[Exercise description]
Return all of the entries below, word for word. Omit each picture.

---------- Exercise data ----------

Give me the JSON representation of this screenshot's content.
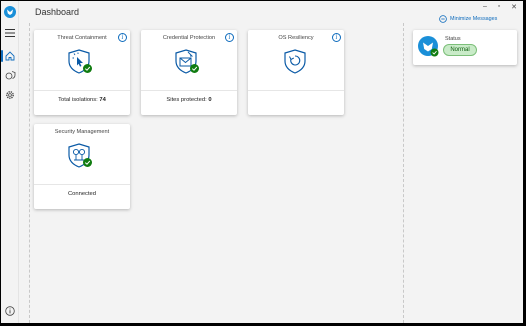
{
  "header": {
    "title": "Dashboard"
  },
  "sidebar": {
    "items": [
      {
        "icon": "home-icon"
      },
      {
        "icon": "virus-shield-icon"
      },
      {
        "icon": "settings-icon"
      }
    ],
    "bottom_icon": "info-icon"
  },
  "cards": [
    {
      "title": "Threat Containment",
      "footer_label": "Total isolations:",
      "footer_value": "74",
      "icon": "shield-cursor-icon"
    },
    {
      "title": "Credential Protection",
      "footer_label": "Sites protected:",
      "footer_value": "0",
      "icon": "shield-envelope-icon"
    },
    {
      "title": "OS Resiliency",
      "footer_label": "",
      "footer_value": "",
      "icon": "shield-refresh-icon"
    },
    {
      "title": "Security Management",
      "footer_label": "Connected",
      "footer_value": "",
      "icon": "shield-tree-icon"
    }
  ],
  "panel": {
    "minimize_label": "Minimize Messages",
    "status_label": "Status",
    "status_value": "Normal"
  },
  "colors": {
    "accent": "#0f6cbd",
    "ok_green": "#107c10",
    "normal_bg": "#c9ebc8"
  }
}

----------

[Written response]
Give me the JSON representation of this screenshot's content.
{
  "header": {
    "title": "Dashboard"
  },
  "sidebar": {
    "items": [
      {
        "icon": "home-icon"
      },
      {
        "icon": "virus-shield-icon"
      },
      {
        "icon": "settings-icon"
      }
    ],
    "bottom_icon": "info-icon"
  },
  "cards": [
    {
      "title": "Threat Containment",
      "footer_label": "Total isolations:",
      "footer_value": "74",
      "icon": "shield-cursor-icon"
    },
    {
      "title": "Credential Protection",
      "footer_label": "Sites protected:",
      "footer_value": "0",
      "icon": "shield-envelope-icon"
    },
    {
      "title": "OS Resiliency",
      "footer_label": "",
      "footer_value": "",
      "icon": "shield-refresh-icon"
    },
    {
      "title": "Security Management",
      "footer_label": "Connected",
      "footer_value": "",
      "icon": "shield-tree-icon"
    }
  ],
  "panel": {
    "minimize_label": "Minimize Messages",
    "status_label": "Status",
    "status_value": "Normal"
  },
  "colors": {
    "accent": "#0f6cbd",
    "ok_green": "#107c10",
    "normal_bg": "#c9ebc8"
  }
}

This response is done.